* **Instructions for the task**: Search the entries for the word "JSON" and pull out each line that has it.

[Rows from a figure dataset]
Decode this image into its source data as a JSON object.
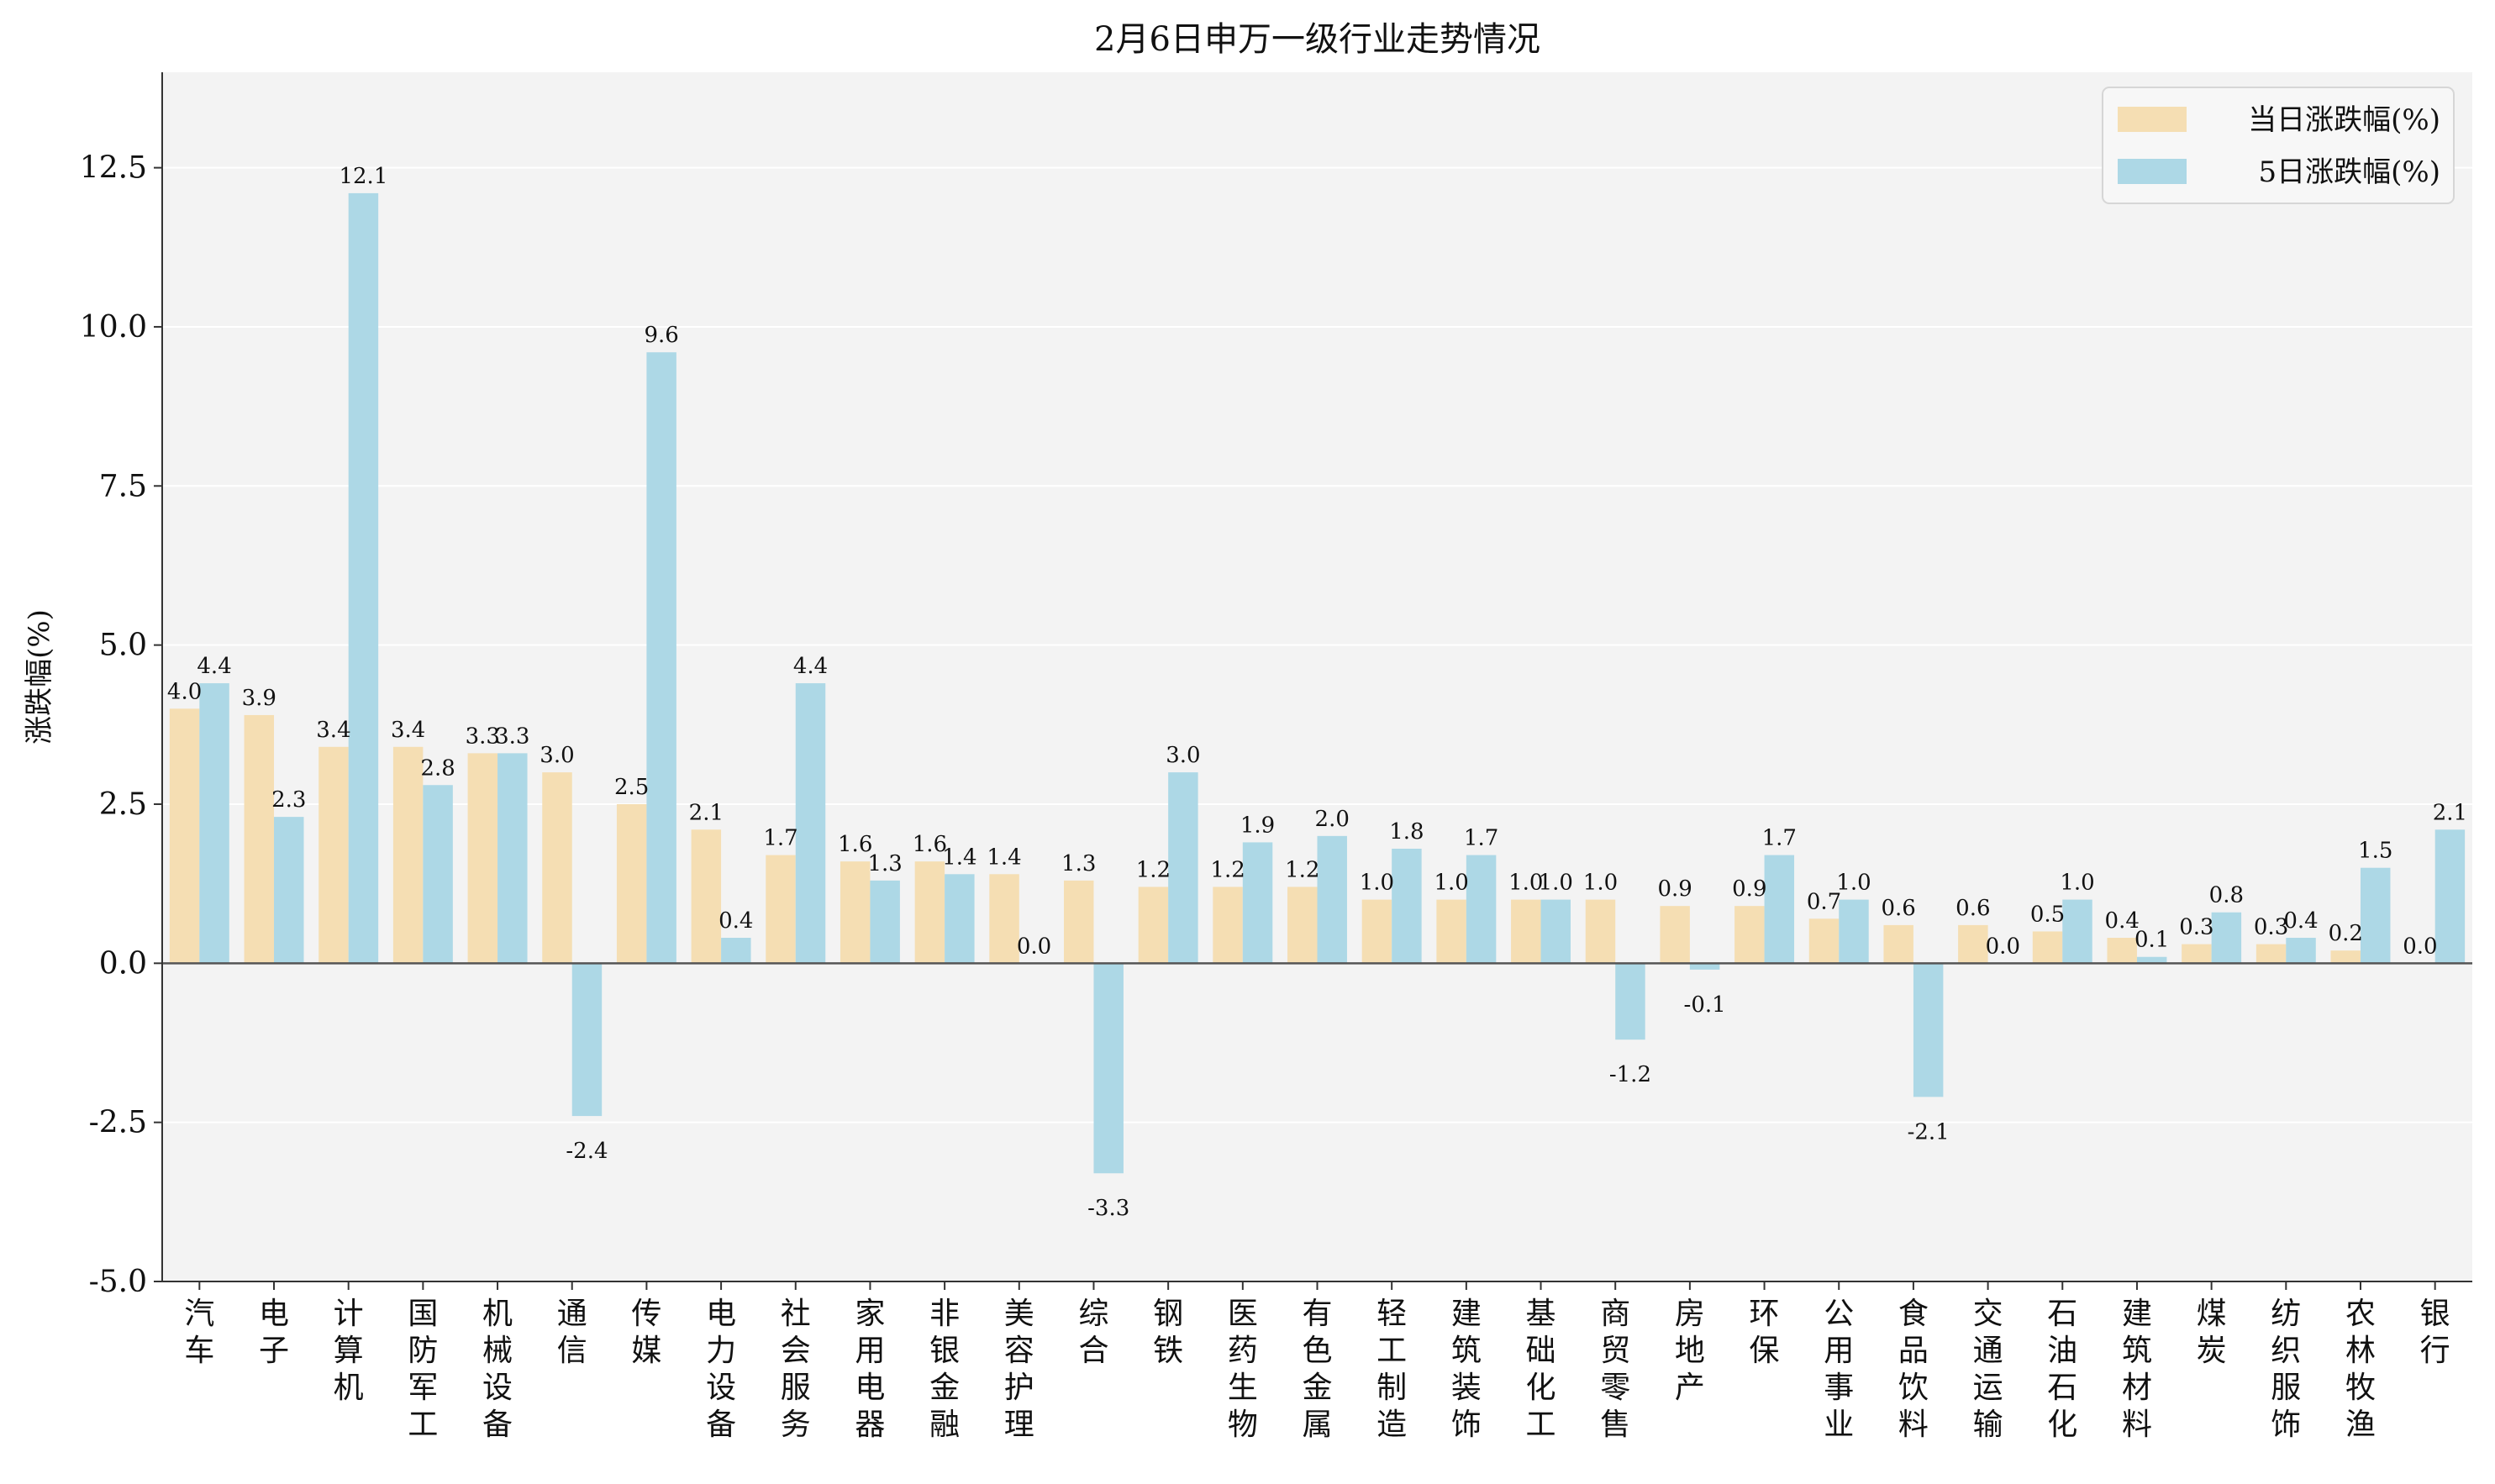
{
  "chart_data": {
    "type": "bar",
    "title": "2月6日申万一级行业走势情况",
    "xlabel": "",
    "ylabel": "涨跌幅(%)",
    "ylim": [
      -5,
      14
    ],
    "yticks": [
      "-5.0",
      "-2.5",
      "0.0",
      "2.5",
      "5.0",
      "7.5",
      "10.0",
      "12.5"
    ],
    "grid": true,
    "legend_position": "top-right",
    "categories": [
      "汽车",
      "电子",
      "计算机",
      "国防军工",
      "机械设备",
      "通信",
      "传媒",
      "电力设备",
      "社会服务",
      "家用电器",
      "非银金融",
      "美容护理",
      "综合",
      "钢铁",
      "医药生物",
      "有色金属",
      "轻工制造",
      "建筑装饰",
      "基础化工",
      "商贸零售",
      "房地产",
      "环保",
      "公用事业",
      "食品饮料",
      "交通运输",
      "石油石化",
      "建筑材料",
      "煤炭",
      "纺织服饰",
      "农林牧渔",
      "银行"
    ],
    "series": [
      {
        "name": "当日涨跌幅(%)",
        "color": "#f5deb3",
        "values": [
          4.0,
          3.9,
          3.4,
          3.4,
          3.3,
          3.0,
          2.5,
          2.1,
          1.7,
          1.6,
          1.6,
          1.4,
          1.3,
          1.2,
          1.2,
          1.2,
          1.0,
          1.0,
          1.0,
          1.0,
          0.9,
          0.9,
          0.7,
          0.6,
          0.6,
          0.5,
          0.4,
          0.3,
          0.3,
          0.2,
          0.0
        ],
        "labels": [
          "4.0",
          "3.9",
          "3.4",
          "3.4",
          "3.3",
          "3.0",
          "2.5",
          "2.1",
          "1.7",
          "1.6",
          "1.6",
          "1.4",
          "1.3",
          "1.2",
          "1.2",
          "1.2",
          "1.0",
          "1.0",
          "1.0",
          "1.0",
          "0.9",
          "0.9",
          "0.7",
          "0.6",
          "0.6",
          "0.5",
          "0.4",
          "0.3",
          "0.3",
          "0.2",
          "0.0"
        ]
      },
      {
        "name": "5日涨跌幅(%)",
        "color": "#add8e6",
        "values": [
          4.4,
          2.3,
          12.1,
          2.8,
          3.3,
          -2.4,
          9.6,
          0.4,
          4.4,
          1.3,
          1.4,
          0.0,
          -3.3,
          3.0,
          1.9,
          2.0,
          1.8,
          1.7,
          1.0,
          -1.2,
          -0.1,
          1.7,
          1.0,
          -2.1,
          0.0,
          1.0,
          0.1,
          0.8,
          0.4,
          1.5,
          2.1
        ],
        "labels": [
          "4.4",
          "2.3",
          "12.1",
          "2.8",
          "3.3",
          "-2.4",
          "9.6",
          "0.4",
          "4.4",
          "1.3",
          "1.4",
          "0.0",
          "-3.3",
          "3.0",
          "1.9",
          "2.0",
          "1.8",
          "1.7",
          "1.0",
          "-1.2",
          "-0.1",
          "1.7",
          "1.0",
          "-2.1",
          "0.0",
          "1.0",
          "0.1",
          "0.8",
          "0.4",
          "1.5",
          "2.1"
        ]
      }
    ]
  }
}
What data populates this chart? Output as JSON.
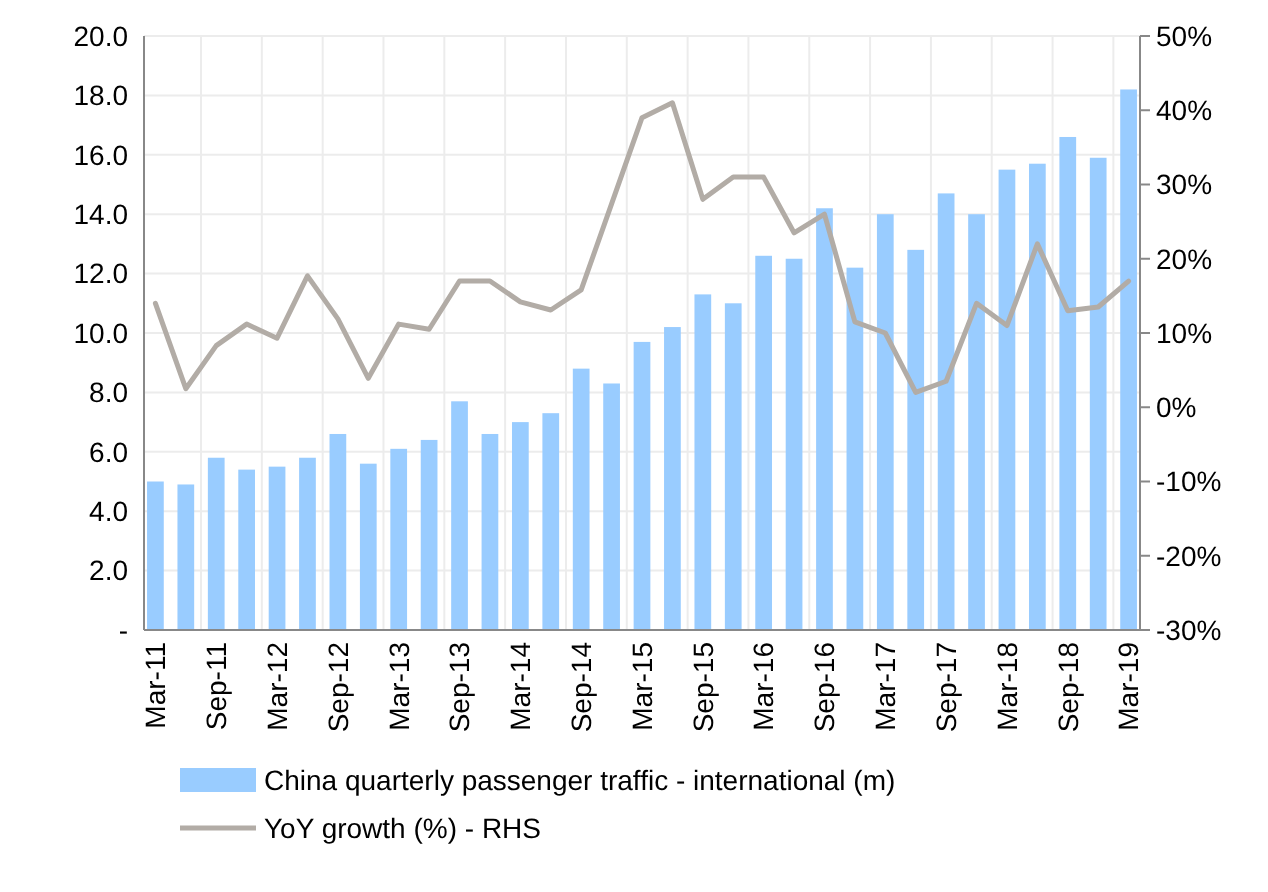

* **Task result**:
Decode this image into its source data as a JSON object.
What data populates this chart? Output as JSON.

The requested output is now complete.